Objective. Gather up the lines with the word "ENTRE" in them.

══════════════════════════════

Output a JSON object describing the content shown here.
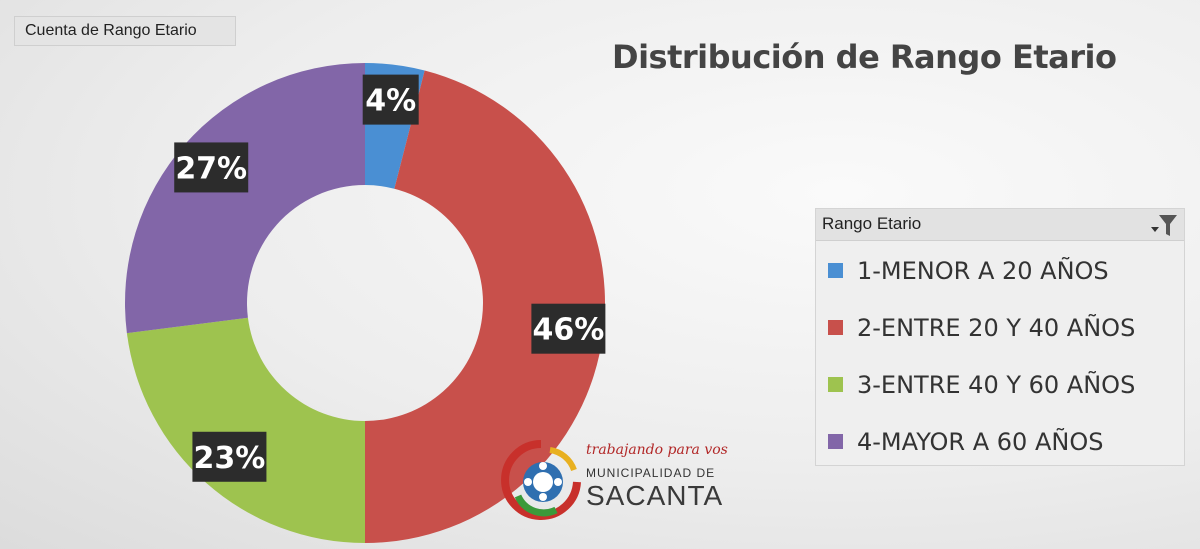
{
  "field_button": {
    "label": "Cuenta de Rango Etario"
  },
  "chart_data": {
    "type": "pie",
    "title": "Distribución de Rango Etario",
    "categories": [
      "1-MENOR A 20 AÑOS",
      "2-ENTRE 20 Y 40 AÑOS",
      "3-ENTRE 40 Y 60 AÑOS",
      "4-MAYOR A 60 AÑOS"
    ],
    "values": [
      4,
      46,
      23,
      27
    ],
    "data_labels": [
      "4%",
      "46%",
      "23%",
      "27%"
    ],
    "colors": [
      "#4a8fd3",
      "#c8504b",
      "#9ec34f",
      "#8266a8"
    ],
    "legend_title": "Rango Etario",
    "legend_position": "right"
  },
  "logo": {
    "tagline": "trabajando para vos",
    "org": "MUNICIPALIDAD DE",
    "city": "SACANTA"
  },
  "icons": {
    "filter": "filter-icon"
  }
}
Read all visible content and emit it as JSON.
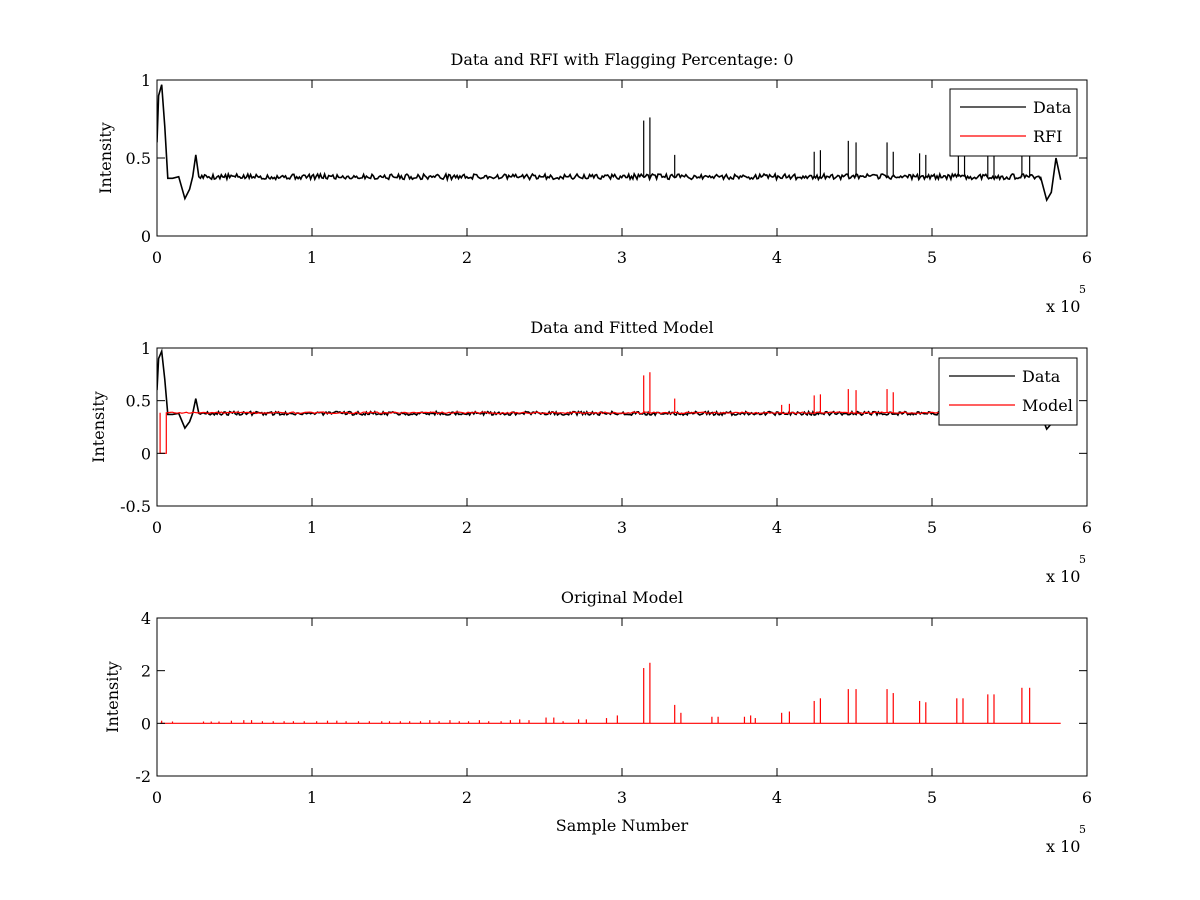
{
  "chart_data": [
    {
      "type": "line",
      "title": "Data and RFI with Flagging Percentage: 0",
      "xlabel": "",
      "ylabel": "Intensity",
      "xlim": [
        0,
        600000
      ],
      "ylim": [
        0,
        1
      ],
      "x_ticks": [
        "0",
        "1",
        "2",
        "3",
        "4",
        "5",
        "6"
      ],
      "y_ticks": [
        "0",
        "0.5",
        "1"
      ],
      "x_multiplier_base": "x 10",
      "x_multiplier_exp": "5",
      "grid": false,
      "legend_position": "top-right",
      "legend": [
        "Data",
        "RFI"
      ],
      "series": [
        {
          "name": "Data",
          "color": "#000000",
          "baseline": 0.38,
          "points": [
            [
              0,
              0.6
            ],
            [
              1000,
              0.9
            ],
            [
              3000,
              0.97
            ],
            [
              5000,
              0.7
            ],
            [
              7000,
              0.37
            ],
            [
              10000,
              0.37
            ],
            [
              14000,
              0.38
            ],
            [
              18000,
              0.24
            ],
            [
              21000,
              0.3
            ],
            [
              23000,
              0.38
            ],
            [
              25000,
              0.52
            ],
            [
              27000,
              0.38
            ],
            [
              570000,
              0.38
            ],
            [
              574000,
              0.23
            ],
            [
              577000,
              0.28
            ],
            [
              580000,
              0.5
            ],
            [
              583000,
              0.36
            ]
          ],
          "spikes": [
            [
              314000,
              0.74
            ],
            [
              318000,
              0.76
            ],
            [
              334000,
              0.52
            ],
            [
              424000,
              0.54
            ],
            [
              428000,
              0.55
            ],
            [
              446000,
              0.61
            ],
            [
              451000,
              0.6
            ],
            [
              471000,
              0.6
            ],
            [
              475000,
              0.54
            ],
            [
              492000,
              0.53
            ],
            [
              496000,
              0.52
            ],
            [
              517000,
              0.52
            ],
            [
              521000,
              0.52
            ],
            [
              536000,
              0.52
            ],
            [
              540000,
              0.52
            ],
            [
              558000,
              0.52
            ],
            [
              563000,
              0.52
            ]
          ]
        },
        {
          "name": "RFI",
          "color": "#ff0000",
          "points": []
        }
      ]
    },
    {
      "type": "line",
      "title": "Data and Fitted Model",
      "xlabel": "",
      "ylabel": "Intensity",
      "xlim": [
        0,
        600000
      ],
      "ylim": [
        -0.5,
        1
      ],
      "x_ticks": [
        "0",
        "1",
        "2",
        "3",
        "4",
        "5",
        "6"
      ],
      "y_ticks": [
        "-0.5",
        "0",
        "0.5",
        "1"
      ],
      "x_multiplier_base": "x 10",
      "x_multiplier_exp": "5",
      "grid": false,
      "legend_position": "top-right",
      "legend": [
        "Data",
        "Model"
      ],
      "series": [
        {
          "name": "Data",
          "color": "#000000",
          "baseline": 0.38,
          "points": [
            [
              0,
              0.6
            ],
            [
              1000,
              0.9
            ],
            [
              3000,
              0.97
            ],
            [
              5000,
              0.7
            ],
            [
              7000,
              0.37
            ],
            [
              10000,
              0.37
            ],
            [
              14000,
              0.38
            ],
            [
              18000,
              0.24
            ],
            [
              21000,
              0.3
            ],
            [
              23000,
              0.38
            ],
            [
              25000,
              0.52
            ],
            [
              27000,
              0.38
            ],
            [
              570000,
              0.38
            ],
            [
              574000,
              0.23
            ],
            [
              577000,
              0.28
            ],
            [
              580000,
              0.5
            ],
            [
              583000,
              0.36
            ]
          ]
        },
        {
          "name": "Model",
          "color": "#ff0000",
          "baseline": 0.385,
          "points": [
            [
              2000,
              0.38
            ],
            [
              2000,
              0.0
            ],
            [
              6000,
              0.0
            ],
            [
              6000,
              0.38
            ]
          ],
          "spikes": [
            [
              314000,
              0.74
            ],
            [
              318000,
              0.77
            ],
            [
              334000,
              0.52
            ],
            [
              403000,
              0.46
            ],
            [
              408000,
              0.47
            ],
            [
              424000,
              0.55
            ],
            [
              428000,
              0.56
            ],
            [
              446000,
              0.61
            ],
            [
              451000,
              0.6
            ],
            [
              471000,
              0.61
            ],
            [
              475000,
              0.58
            ]
          ]
        }
      ]
    },
    {
      "type": "line",
      "title": "Original Model",
      "xlabel": "Sample Number",
      "ylabel": "Intensity",
      "xlim": [
        0,
        600000
      ],
      "ylim": [
        -2,
        4
      ],
      "x_ticks": [
        "0",
        "1",
        "2",
        "3",
        "4",
        "5",
        "6"
      ],
      "y_ticks": [
        "-2",
        "0",
        "2",
        "4"
      ],
      "x_multiplier_base": "x 10",
      "x_multiplier_exp": "5",
      "grid": false,
      "legend_position": "none",
      "series": [
        {
          "name": "Model",
          "color": "#ff0000",
          "baseline": 0,
          "x_end": 583000,
          "spikes": [
            [
              3000,
              0.1
            ],
            [
              10000,
              0.07
            ],
            [
              30000,
              0.07
            ],
            [
              35000,
              0.07
            ],
            [
              40000,
              0.07
            ],
            [
              48000,
              0.1
            ],
            [
              56000,
              0.12
            ],
            [
              61000,
              0.12
            ],
            [
              68000,
              0.08
            ],
            [
              75000,
              0.08
            ],
            [
              82000,
              0.08
            ],
            [
              88000,
              0.08
            ],
            [
              95000,
              0.08
            ],
            [
              103000,
              0.08
            ],
            [
              110000,
              0.1
            ],
            [
              116000,
              0.1
            ],
            [
              122000,
              0.08
            ],
            [
              130000,
              0.08
            ],
            [
              137000,
              0.08
            ],
            [
              145000,
              0.08
            ],
            [
              150000,
              0.08
            ],
            [
              157000,
              0.08
            ],
            [
              163000,
              0.08
            ],
            [
              170000,
              0.08
            ],
            [
              176000,
              0.12
            ],
            [
              182000,
              0.08
            ],
            [
              189000,
              0.12
            ],
            [
              195000,
              0.08
            ],
            [
              201000,
              0.08
            ],
            [
              208000,
              0.12
            ],
            [
              214000,
              0.08
            ],
            [
              222000,
              0.08
            ],
            [
              228000,
              0.12
            ],
            [
              234000,
              0.15
            ],
            [
              240000,
              0.12
            ],
            [
              251000,
              0.22
            ],
            [
              256000,
              0.22
            ],
            [
              262000,
              0.08
            ],
            [
              272000,
              0.15
            ],
            [
              277000,
              0.15
            ],
            [
              290000,
              0.2
            ],
            [
              297000,
              0.3
            ],
            [
              314000,
              2.1
            ],
            [
              318000,
              2.3
            ],
            [
              334000,
              0.7
            ],
            [
              338000,
              0.4
            ],
            [
              358000,
              0.25
            ],
            [
              362000,
              0.25
            ],
            [
              379000,
              0.25
            ],
            [
              383000,
              0.3
            ],
            [
              386000,
              0.2
            ],
            [
              403000,
              0.4
            ],
            [
              408000,
              0.45
            ],
            [
              424000,
              0.85
            ],
            [
              428000,
              0.95
            ],
            [
              446000,
              1.3
            ],
            [
              451000,
              1.3
            ],
            [
              471000,
              1.3
            ],
            [
              475000,
              1.15
            ],
            [
              492000,
              0.85
            ],
            [
              496000,
              0.8
            ],
            [
              516000,
              0.95
            ],
            [
              520000,
              0.95
            ],
            [
              536000,
              1.1
            ],
            [
              540000,
              1.1
            ],
            [
              558000,
              1.35
            ],
            [
              563000,
              1.35
            ]
          ]
        }
      ]
    }
  ]
}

══════════════════════════════

Solution to this task.
      "2-ENTRE 20 Y 40 AÑOS",
      "3-ENTRE 40 Y 60 AÑOS",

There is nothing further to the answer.